* [Instruction]
Would you copy only the lines below, beginning with the one that contains "Read this page and output its text content." and running through the last entry line?

* [Dataset excerpts]
#####

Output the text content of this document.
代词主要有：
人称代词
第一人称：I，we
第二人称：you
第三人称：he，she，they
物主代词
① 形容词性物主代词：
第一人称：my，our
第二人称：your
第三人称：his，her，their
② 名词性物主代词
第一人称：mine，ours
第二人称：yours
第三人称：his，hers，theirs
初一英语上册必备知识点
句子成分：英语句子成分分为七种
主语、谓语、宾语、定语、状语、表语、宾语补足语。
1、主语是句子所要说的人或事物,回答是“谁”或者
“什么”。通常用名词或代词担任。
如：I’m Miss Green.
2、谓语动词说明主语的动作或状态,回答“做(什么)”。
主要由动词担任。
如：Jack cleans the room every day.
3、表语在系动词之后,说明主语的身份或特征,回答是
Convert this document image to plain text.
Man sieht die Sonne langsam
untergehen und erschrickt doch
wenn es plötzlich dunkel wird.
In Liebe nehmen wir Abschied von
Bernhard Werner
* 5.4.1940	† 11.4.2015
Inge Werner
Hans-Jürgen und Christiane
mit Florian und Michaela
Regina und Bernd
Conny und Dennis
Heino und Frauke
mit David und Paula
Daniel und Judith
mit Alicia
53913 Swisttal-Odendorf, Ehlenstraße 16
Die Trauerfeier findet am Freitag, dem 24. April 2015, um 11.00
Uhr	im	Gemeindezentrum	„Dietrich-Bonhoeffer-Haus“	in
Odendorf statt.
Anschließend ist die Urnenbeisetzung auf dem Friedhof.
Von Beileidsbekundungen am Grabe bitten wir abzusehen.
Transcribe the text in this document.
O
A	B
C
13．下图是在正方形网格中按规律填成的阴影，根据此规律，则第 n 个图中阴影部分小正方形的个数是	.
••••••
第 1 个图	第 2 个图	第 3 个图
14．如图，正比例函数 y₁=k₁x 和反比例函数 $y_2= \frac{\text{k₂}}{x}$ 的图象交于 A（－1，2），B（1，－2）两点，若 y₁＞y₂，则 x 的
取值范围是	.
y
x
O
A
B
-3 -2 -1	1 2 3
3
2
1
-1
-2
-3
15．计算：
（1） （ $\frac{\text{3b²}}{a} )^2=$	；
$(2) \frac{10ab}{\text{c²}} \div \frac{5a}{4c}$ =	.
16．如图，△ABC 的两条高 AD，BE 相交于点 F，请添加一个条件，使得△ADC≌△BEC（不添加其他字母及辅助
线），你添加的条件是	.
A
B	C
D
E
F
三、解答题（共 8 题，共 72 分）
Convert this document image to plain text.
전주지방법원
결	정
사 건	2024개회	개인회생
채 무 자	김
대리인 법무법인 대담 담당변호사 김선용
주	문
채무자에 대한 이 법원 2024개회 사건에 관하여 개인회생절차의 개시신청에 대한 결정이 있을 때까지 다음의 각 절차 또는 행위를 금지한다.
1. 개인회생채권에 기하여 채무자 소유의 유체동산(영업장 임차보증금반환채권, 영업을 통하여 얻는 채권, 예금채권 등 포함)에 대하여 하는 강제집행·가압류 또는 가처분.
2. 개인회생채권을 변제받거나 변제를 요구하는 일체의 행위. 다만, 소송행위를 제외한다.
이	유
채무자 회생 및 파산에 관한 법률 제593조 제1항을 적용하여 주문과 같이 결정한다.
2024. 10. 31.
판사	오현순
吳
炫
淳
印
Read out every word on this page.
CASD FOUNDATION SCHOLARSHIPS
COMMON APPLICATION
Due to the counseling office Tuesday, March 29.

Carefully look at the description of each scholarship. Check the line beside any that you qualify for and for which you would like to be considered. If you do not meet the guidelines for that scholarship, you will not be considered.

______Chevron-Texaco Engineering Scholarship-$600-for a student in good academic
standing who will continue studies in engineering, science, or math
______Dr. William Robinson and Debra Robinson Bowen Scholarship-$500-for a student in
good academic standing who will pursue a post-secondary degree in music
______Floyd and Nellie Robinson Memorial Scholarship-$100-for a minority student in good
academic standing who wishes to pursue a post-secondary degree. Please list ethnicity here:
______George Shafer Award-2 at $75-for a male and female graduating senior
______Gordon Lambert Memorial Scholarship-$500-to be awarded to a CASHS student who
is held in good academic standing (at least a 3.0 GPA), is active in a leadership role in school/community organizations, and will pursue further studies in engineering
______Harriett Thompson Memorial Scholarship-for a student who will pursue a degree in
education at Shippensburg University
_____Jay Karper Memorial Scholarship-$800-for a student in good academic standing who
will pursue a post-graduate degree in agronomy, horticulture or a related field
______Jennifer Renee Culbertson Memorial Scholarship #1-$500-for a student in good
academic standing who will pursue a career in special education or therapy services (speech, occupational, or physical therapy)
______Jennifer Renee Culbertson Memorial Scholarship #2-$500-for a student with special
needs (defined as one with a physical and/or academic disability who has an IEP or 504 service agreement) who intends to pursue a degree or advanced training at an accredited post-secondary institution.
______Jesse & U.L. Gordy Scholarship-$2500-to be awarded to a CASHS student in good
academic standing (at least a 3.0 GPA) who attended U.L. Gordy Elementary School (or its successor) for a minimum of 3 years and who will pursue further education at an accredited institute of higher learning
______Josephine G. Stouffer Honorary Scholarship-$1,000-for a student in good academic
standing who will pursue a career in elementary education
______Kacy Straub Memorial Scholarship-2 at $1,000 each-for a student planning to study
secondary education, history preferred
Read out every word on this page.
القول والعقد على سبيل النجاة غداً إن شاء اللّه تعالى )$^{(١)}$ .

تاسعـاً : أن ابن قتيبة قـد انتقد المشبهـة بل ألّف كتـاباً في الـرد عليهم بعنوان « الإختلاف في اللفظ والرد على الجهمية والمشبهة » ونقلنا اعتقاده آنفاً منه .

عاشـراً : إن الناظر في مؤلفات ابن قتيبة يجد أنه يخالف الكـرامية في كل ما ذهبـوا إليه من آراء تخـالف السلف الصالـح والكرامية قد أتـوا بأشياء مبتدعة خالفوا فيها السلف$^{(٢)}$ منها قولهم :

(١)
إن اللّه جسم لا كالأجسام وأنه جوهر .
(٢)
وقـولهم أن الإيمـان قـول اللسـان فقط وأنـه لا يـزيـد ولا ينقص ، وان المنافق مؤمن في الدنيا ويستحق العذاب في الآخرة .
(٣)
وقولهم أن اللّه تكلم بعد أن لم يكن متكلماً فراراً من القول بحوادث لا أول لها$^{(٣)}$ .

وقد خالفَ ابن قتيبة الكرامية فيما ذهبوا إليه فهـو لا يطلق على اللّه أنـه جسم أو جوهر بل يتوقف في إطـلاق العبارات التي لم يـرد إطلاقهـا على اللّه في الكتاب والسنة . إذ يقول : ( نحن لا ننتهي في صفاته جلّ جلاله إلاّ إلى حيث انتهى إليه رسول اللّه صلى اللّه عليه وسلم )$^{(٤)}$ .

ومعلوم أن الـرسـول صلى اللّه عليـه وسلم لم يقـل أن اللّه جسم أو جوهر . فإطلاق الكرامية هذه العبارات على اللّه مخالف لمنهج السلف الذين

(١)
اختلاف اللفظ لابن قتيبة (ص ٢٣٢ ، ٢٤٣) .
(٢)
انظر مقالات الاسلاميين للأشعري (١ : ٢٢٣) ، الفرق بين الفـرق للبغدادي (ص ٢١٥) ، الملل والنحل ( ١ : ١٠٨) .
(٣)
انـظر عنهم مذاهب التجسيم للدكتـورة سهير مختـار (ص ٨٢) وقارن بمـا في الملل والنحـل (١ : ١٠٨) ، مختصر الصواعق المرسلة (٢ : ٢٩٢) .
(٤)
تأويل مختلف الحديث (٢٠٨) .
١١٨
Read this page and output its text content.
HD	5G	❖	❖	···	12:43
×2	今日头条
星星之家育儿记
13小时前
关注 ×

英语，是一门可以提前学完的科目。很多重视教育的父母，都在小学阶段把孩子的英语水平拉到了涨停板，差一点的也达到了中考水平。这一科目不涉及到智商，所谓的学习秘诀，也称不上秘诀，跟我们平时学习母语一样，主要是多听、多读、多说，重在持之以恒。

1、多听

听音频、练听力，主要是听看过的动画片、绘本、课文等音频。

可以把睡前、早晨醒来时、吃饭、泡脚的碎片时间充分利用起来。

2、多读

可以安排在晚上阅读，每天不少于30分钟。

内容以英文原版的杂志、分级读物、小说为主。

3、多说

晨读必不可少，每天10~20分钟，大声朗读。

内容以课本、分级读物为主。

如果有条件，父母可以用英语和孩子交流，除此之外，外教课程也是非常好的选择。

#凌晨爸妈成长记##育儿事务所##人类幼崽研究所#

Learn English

#####

* [Finished exercise]
Read this page and output its text content.
HD	5G	❖	❖	···	12:43
×2	今日头条
星星之家育儿记
13小时前
关注 ×

英语，是一门可以提前学完的科目。很多重视教育的父母，都在小学阶段把孩子的英语水平拉到了涨停板，差一点的也达到了中考水平。这一科目不涉及到智商，所谓的学习秘诀，也称不上秘诀，跟我们平时学习母语一样，主要是多听、多读、多说，重在持之以恒。

1、多听

听音频、练听力，主要是听看过的动画片、绘本、课文等音频。

可以把睡前、早晨醒来时、吃饭、泡脚的碎片时间充分利用起来。

2、多读

可以安排在晚上阅读，每天不少于30分钟。

内容以英文原版的杂志、分级读物、小说为主。

3、多说

晨读必不可少，每天10~20分钟，大声朗读。

内容以课本、分级读物为主。

如果有条件，父母可以用英语和孩子交流，除此之外，外教课程也是非常好的选择。

#凌晨爸妈成长记##育儿事务所##人类幼崽研究所#

Learn English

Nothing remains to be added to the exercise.